Exercise brief » Repeat every record below exactly as it appears.

[Material start]

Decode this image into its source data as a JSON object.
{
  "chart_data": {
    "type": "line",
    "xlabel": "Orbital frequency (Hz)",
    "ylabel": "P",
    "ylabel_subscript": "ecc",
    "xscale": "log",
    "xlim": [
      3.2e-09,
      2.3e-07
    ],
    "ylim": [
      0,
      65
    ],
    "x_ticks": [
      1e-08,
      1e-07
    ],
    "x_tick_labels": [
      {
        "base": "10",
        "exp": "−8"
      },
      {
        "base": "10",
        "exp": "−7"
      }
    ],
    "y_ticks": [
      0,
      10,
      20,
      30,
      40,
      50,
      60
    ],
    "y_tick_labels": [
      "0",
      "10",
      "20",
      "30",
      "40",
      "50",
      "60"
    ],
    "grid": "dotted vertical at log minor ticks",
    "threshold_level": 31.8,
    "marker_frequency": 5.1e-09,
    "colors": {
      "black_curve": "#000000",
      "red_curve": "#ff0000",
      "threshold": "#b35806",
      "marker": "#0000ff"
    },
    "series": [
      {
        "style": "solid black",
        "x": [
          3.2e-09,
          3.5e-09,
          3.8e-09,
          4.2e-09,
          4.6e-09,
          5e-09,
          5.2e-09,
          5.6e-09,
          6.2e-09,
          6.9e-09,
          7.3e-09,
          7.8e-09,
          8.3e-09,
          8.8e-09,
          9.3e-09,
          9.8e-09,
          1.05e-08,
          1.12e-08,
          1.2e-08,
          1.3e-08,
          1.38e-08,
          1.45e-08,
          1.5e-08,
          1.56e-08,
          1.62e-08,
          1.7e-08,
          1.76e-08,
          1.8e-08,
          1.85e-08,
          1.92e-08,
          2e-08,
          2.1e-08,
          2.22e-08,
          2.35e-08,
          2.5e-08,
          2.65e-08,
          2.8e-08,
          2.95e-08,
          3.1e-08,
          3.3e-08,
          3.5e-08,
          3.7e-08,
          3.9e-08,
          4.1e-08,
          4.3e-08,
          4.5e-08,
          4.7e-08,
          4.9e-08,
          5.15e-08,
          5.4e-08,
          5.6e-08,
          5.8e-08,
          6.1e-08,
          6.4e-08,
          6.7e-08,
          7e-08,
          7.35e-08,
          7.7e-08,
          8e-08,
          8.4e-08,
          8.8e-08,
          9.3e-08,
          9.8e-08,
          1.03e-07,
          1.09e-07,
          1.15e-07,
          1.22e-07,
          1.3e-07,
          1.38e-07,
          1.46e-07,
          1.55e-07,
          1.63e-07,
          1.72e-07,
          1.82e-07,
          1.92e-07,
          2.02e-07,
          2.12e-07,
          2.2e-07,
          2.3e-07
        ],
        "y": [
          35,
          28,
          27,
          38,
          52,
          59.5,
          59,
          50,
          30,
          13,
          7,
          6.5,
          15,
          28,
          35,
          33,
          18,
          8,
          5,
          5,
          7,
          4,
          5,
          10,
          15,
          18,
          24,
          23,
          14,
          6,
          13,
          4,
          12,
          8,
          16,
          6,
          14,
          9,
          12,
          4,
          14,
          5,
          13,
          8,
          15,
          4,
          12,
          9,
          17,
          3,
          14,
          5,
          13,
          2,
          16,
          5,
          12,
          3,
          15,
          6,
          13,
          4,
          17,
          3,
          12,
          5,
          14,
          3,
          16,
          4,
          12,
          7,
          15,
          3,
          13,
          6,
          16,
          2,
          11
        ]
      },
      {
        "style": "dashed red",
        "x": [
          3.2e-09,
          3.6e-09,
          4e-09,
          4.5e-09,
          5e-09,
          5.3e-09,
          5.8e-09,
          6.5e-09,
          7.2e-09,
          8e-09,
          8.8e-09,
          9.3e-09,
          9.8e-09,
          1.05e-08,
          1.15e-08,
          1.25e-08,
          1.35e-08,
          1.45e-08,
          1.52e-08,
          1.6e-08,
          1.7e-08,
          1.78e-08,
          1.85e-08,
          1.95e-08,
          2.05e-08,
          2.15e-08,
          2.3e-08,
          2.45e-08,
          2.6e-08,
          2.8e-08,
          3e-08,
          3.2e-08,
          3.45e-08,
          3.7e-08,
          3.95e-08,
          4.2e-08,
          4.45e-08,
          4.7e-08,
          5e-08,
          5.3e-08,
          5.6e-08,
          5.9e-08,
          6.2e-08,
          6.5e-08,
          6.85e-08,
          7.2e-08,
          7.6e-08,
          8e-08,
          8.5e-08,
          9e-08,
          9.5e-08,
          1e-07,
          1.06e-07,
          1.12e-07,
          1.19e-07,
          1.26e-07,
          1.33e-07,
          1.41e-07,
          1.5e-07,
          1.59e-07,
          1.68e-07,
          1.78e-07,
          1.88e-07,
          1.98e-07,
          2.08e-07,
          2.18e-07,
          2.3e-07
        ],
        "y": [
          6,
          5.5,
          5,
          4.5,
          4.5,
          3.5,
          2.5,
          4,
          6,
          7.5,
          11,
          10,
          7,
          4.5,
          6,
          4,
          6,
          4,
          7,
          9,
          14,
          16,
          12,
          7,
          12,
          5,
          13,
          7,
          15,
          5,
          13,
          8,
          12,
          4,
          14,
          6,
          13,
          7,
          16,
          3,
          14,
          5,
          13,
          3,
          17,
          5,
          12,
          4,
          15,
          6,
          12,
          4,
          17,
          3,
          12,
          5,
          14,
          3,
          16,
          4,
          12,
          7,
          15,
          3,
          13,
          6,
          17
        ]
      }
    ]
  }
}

[Material end]

Solution for this task »
Decode this image into its source data as a JSON object.
{
  "chart_data": {
    "type": "line",
    "xlabel": "Orbital frequency (Hz)",
    "ylabel": "P",
    "ylabel_subscript": "ecc",
    "xscale": "log",
    "xlim": [
      3.2e-09,
      2.3e-07
    ],
    "ylim": [
      0,
      65
    ],
    "x_ticks": [
      1e-08,
      1e-07
    ],
    "x_tick_labels": [
      {
        "base": "10",
        "exp": "−8"
      },
      {
        "base": "10",
        "exp": "−7"
      }
    ],
    "y_ticks": [
      0,
      10,
      20,
      30,
      40,
      50,
      60
    ],
    "y_tick_labels": [
      "0",
      "10",
      "20",
      "30",
      "40",
      "50",
      "60"
    ],
    "grid": "dotted vertical at log minor ticks",
    "threshold_level": 31.8,
    "marker_frequency": 5.1e-09,
    "colors": {
      "black_curve": "#000000",
      "red_curve": "#ff0000",
      "threshold": "#b35806",
      "marker": "#0000ff"
    },
    "series": [
      {
        "style": "solid black",
        "x": [
          3.2e-09,
          3.5e-09,
          3.8e-09,
          4.2e-09,
          4.6e-09,
          5e-09,
          5.2e-09,
          5.6e-09,
          6.2e-09,
          6.9e-09,
          7.3e-09,
          7.8e-09,
          8.3e-09,
          8.8e-09,
          9.3e-09,
          9.8e-09,
          1.05e-08,
          1.12e-08,
          1.2e-08,
          1.3e-08,
          1.38e-08,
          1.45e-08,
          1.5e-08,
          1.56e-08,
          1.62e-08,
          1.7e-08,
          1.76e-08,
          1.8e-08,
          1.85e-08,
          1.92e-08,
          2e-08,
          2.1e-08,
          2.22e-08,
          2.35e-08,
          2.5e-08,
          2.65e-08,
          2.8e-08,
          2.95e-08,
          3.1e-08,
          3.3e-08,
          3.5e-08,
          3.7e-08,
          3.9e-08,
          4.1e-08,
          4.3e-08,
          4.5e-08,
          4.7e-08,
          4.9e-08,
          5.15e-08,
          5.4e-08,
          5.6e-08,
          5.8e-08,
          6.1e-08,
          6.4e-08,
          6.7e-08,
          7e-08,
          7.35e-08,
          7.7e-08,
          8e-08,
          8.4e-08,
          8.8e-08,
          9.3e-08,
          9.8e-08,
          1.03e-07,
          1.09e-07,
          1.15e-07,
          1.22e-07,
          1.3e-07,
          1.38e-07,
          1.46e-07,
          1.55e-07,
          1.63e-07,
          1.72e-07,
          1.82e-07,
          1.92e-07,
          2.02e-07,
          2.12e-07,
          2.2e-07,
          2.3e-07
        ],
        "y": [
          35,
          28,
          27,
          38,
          52,
          59.5,
          59,
          50,
          30,
          13,
          7,
          6.5,
          15,
          28,
          35,
          33,
          18,
          8,
          5,
          5,
          7,
          4,
          5,
          10,
          15,
          18,
          24,
          23,
          14,
          6,
          13,
          4,
          12,
          8,
          16,
          6,
          14,
          9,
          12,
          4,
          14,
          5,
          13,
          8,
          15,
          4,
          12,
          9,
          17,
          3,
          14,
          5,
          13,
          2,
          16,
          5,
          12,
          3,
          15,
          6,
          13,
          4,
          17,
          3,
          12,
          5,
          14,
          3,
          16,
          4,
          12,
          7,
          15,
          3,
          13,
          6,
          16,
          2,
          11
        ]
      },
      {
        "style": "dashed red",
        "x": [
          3.2e-09,
          3.6e-09,
          4e-09,
          4.5e-09,
          5e-09,
          5.3e-09,
          5.8e-09,
          6.5e-09,
          7.2e-09,
          8e-09,
          8.8e-09,
          9.3e-09,
          9.8e-09,
          1.05e-08,
          1.15e-08,
          1.25e-08,
          1.35e-08,
          1.45e-08,
          1.52e-08,
          1.6e-08,
          1.7e-08,
          1.78e-08,
          1.85e-08,
          1.95e-08,
          2.05e-08,
          2.15e-08,
          2.3e-08,
          2.45e-08,
          2.6e-08,
          2.8e-08,
          3e-08,
          3.2e-08,
          3.45e-08,
          3.7e-08,
          3.95e-08,
          4.2e-08,
          4.45e-08,
          4.7e-08,
          5e-08,
          5.3e-08,
          5.6e-08,
          5.9e-08,
          6.2e-08,
          6.5e-08,
          6.85e-08,
          7.2e-08,
          7.6e-08,
          8e-08,
          8.5e-08,
          9e-08,
          9.5e-08,
          1e-07,
          1.06e-07,
          1.12e-07,
          1.19e-07,
          1.26e-07,
          1.33e-07,
          1.41e-07,
          1.5e-07,
          1.59e-07,
          1.68e-07,
          1.78e-07,
          1.88e-07,
          1.98e-07,
          2.08e-07,
          2.18e-07,
          2.3e-07
        ],
        "y": [
          6,
          5.5,
          5,
          4.5,
          4.5,
          3.5,
          2.5,
          4,
          6,
          7.5,
          11,
          10,
          7,
          4.5,
          6,
          4,
          6,
          4,
          7,
          9,
          14,
          16,
          12,
          7,
          12,
          5,
          13,
          7,
          15,
          5,
          13,
          8,
          12,
          4,
          14,
          6,
          13,
          7,
          16,
          3,
          14,
          5,
          13,
          3,
          17,
          5,
          12,
          4,
          15,
          6,
          12,
          4,
          17,
          3,
          12,
          5,
          14,
          3,
          16,
          4,
          12,
          7,
          15,
          3,
          13,
          6,
          17
        ]
      }
    ]
  }
}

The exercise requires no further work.